▶ _Exercise description_
Each record should be returned exactly as it is written.

▶ _Data to process_
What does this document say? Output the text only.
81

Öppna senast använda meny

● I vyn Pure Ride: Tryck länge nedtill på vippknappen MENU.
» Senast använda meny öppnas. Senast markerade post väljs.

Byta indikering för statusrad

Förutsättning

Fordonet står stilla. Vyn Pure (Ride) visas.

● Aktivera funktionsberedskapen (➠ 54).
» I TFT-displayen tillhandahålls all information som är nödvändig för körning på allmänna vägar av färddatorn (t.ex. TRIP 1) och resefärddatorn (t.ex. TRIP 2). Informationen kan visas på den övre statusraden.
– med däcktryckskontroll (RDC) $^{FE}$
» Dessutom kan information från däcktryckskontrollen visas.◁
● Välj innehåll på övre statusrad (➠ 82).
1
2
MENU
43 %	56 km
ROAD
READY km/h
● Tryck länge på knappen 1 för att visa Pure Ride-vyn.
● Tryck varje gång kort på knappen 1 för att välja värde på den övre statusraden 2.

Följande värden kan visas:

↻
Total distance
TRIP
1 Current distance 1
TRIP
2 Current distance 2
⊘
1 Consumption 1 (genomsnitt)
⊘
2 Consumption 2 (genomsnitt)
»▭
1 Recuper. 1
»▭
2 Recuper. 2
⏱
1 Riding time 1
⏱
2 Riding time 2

▶ _Task response_
What does this document say? Output the text only.
81

Öppna senast använda meny

● I vyn Pure Ride: Tryck länge nedtill på vippknappen MENU.
» Senast använda meny öppnas. Senast markerade post väljs.

Byta indikering för statusrad

Förutsättning

Fordonet står stilla. Vyn Pure (Ride) visas.

● Aktivera funktionsberedskapen (➠ 54).
» I TFT-displayen tillhandahålls all information som är nödvändig för körning på allmänna vägar av färddatorn (t.ex. TRIP 1) och resefärddatorn (t.ex. TRIP 2). Informationen kan visas på den övre statusraden.
– med däcktryckskontroll (RDC) $^{FE}$
» Dessutom kan information från däcktryckskontrollen visas.◁
● Välj innehåll på övre statusrad (➠ 82).
1
2
MENU
43 %	56 km
ROAD
READY km/h
● Tryck länge på knappen 1 för att visa Pure Ride-vyn.
● Tryck varje gång kort på knappen 1 för att välja värde på den övre statusraden 2.

Följande värden kan visas:

↻
Total distance
TRIP
1 Current distance 1
TRIP
2 Current distance 2
⊘
1 Consumption 1 (genomsnitt)
⊘
2 Consumption 2 (genomsnitt)
»▭
1 Recuper. 1
»▭
2 Recuper. 2
⏱
1 Riding time 1
⏱
2 Riding time 2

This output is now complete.